(Element and box listings)
-------

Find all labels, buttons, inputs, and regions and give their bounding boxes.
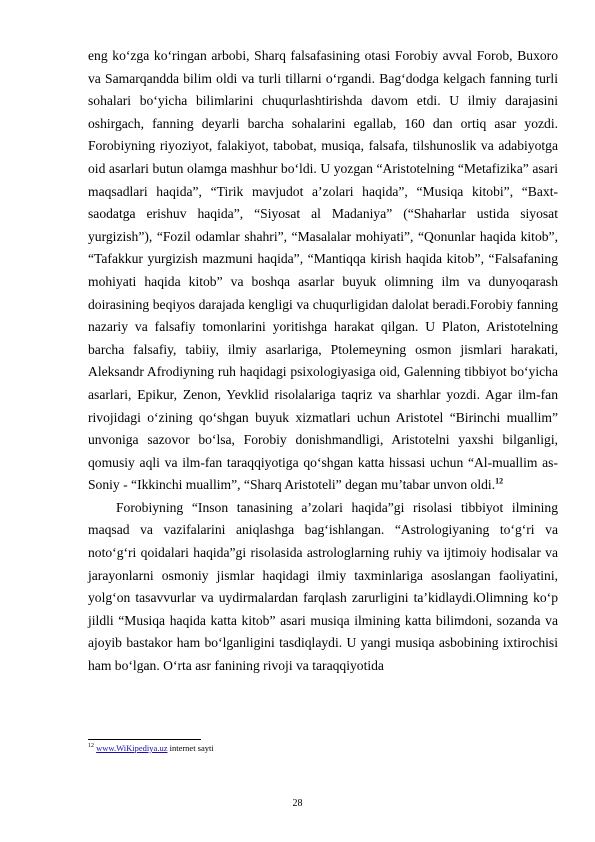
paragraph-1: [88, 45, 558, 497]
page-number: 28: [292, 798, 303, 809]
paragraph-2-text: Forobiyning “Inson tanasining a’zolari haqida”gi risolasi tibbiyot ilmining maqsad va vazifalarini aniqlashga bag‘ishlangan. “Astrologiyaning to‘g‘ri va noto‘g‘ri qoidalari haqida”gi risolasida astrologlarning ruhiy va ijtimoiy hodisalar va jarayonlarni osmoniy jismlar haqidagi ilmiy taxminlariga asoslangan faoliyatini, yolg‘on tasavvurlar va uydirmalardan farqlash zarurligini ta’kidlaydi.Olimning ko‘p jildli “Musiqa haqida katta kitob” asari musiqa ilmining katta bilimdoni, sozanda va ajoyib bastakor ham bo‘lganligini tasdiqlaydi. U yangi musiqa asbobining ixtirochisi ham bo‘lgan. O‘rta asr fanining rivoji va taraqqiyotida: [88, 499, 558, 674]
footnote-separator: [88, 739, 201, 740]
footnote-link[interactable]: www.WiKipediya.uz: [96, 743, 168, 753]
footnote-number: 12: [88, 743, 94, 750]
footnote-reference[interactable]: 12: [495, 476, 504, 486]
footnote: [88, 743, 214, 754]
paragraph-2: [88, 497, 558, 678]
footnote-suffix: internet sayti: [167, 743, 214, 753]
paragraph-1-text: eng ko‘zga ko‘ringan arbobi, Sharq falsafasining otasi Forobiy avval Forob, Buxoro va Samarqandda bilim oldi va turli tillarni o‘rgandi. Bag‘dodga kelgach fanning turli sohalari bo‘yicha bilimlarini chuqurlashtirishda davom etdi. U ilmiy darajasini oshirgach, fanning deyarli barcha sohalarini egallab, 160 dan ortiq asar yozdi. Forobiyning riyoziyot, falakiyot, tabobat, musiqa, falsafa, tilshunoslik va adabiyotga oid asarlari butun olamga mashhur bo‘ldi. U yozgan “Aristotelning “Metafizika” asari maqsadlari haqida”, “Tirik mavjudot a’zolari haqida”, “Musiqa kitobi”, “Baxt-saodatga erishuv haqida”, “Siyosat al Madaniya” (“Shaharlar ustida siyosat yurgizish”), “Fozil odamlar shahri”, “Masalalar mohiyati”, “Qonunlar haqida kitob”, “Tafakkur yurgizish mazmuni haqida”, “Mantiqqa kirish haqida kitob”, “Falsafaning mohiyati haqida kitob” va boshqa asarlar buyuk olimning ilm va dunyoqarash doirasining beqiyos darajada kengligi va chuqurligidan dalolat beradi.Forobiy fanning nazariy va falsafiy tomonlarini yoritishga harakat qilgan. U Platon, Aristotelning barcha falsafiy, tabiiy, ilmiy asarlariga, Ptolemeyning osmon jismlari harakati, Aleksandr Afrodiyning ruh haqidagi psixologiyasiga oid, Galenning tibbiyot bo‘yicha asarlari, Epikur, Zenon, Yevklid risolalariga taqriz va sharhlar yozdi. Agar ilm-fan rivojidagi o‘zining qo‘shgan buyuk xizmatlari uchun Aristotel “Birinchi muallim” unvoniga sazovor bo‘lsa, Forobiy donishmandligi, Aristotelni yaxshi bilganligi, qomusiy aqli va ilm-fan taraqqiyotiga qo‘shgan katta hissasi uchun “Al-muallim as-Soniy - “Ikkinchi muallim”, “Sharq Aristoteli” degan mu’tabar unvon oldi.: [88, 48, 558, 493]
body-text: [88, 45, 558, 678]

-------

# WORK TO BE COMPLETED
Rename "footnote-link" to "footnote-url" throughout all the data above, leaving every other word untouched. Leave the pictures out of your answer.

# RESPONSE TO THE EXERCISE
Find all labels, buttons, inputs, and regions and give their bounding boxes.
paragraph-1: [88, 45, 558, 497]
page-number: 28: [292, 798, 303, 809]
paragraph-2-text: Forobiyning “Inson tanasining a’zolari haqida”gi risolasi tibbiyot ilmining maqsad va vazifalarini aniqlashga bag‘ishlangan. “Astrologiyaning to‘g‘ri va noto‘g‘ri qoidalari haqida”gi risolasida astrologlarning ruhiy va ijtimoiy hodisalar va jarayonlarni osmoniy jismlar haqidagi ilmiy taxminlariga asoslangan faoliyatini, yolg‘on tasavvurlar va uydirmalardan farqlash zarurligini ta’kidlaydi.Olimning ko‘p jildli “Musiqa haqida katta kitob” asari musiqa ilmining katta bilimdoni, sozanda va ajoyib bastakor ham bo‘lganligini tasdiqlaydi. U yangi musiqa asbobining ixtirochisi ham bo‘lgan. O‘rta asr fanining rivoji va taraqqiyotida: [88, 499, 558, 674]
footnote-separator: [88, 739, 201, 740]
footnote-url[interactable]: www.WiKipediya.uz: [96, 743, 168, 753]
footnote-number: 12: [88, 743, 94, 750]
footnote-reference[interactable]: 12: [495, 476, 504, 486]
footnote: [88, 743, 214, 754]
paragraph-2: [88, 497, 558, 678]
footnote-suffix: internet sayti: [167, 743, 214, 753]
paragraph-1-text: eng ko‘zga ko‘ringan arbobi, Sharq falsafasining otasi Forobiy avval Forob, Buxoro va Samarqandda bilim oldi va turli tillarni o‘rgandi. Bag‘dodga kelgach fanning turli sohalari bo‘yicha bilimlarini chuqurlashtirishda davom etdi. U ilmiy darajasini oshirgach, fanning deyarli barcha sohalarini egallab, 160 dan ortiq asar yozdi. Forobiyning riyoziyot, falakiyot, tabobat, musiqa, falsafa, tilshunoslik va adabiyotga oid asarlari butun olamga mashhur bo‘ldi. U yozgan “Aristotelning “Metafizika” asari maqsadlari haqida”, “Tirik mavjudot a’zolari haqida”, “Musiqa kitobi”, “Baxt-saodatga erishuv haqida”, “Siyosat al Madaniya” (“Shaharlar ustida siyosat yurgizish”), “Fozil odamlar shahri”, “Masalalar mohiyati”, “Qonunlar haqida kitob”, “Tafakkur yurgizish mazmuni haqida”, “Mantiqqa kirish haqida kitob”, “Falsafaning mohiyati haqida kitob” va boshqa asarlar buyuk olimning ilm va dunyoqarash doirasining beqiyos darajada kengligi va chuqurligidan dalolat beradi.Forobiy fanning nazariy va falsafiy tomonlarini yoritishga harakat qilgan. U Platon, Aristotelning barcha falsafiy, tabiiy, ilmiy asarlariga, Ptolemeyning osmon jismlari harakati, Aleksandr Afrodiyning ruh haqidagi psixologiyasiga oid, Galenning tibbiyot bo‘yicha asarlari, Epikur, Zenon, Yevklid risolalariga taqriz va sharhlar yozdi. Agar ilm-fan rivojidagi o‘zining qo‘shgan buyuk xizmatlari uchun Aristotel “Birinchi muallim” unvoniga sazovor bo‘lsa, Forobiy donishmandligi, Aristotelni yaxshi bilganligi, qomusiy aqli va ilm-fan taraqqiyotiga qo‘shgan katta hissasi uchun “Al-muallim as-Soniy - “Ikkinchi muallim”, “Sharq Aristoteli” degan mu’tabar unvon oldi.: [88, 48, 558, 493]
body-text: [88, 45, 558, 678]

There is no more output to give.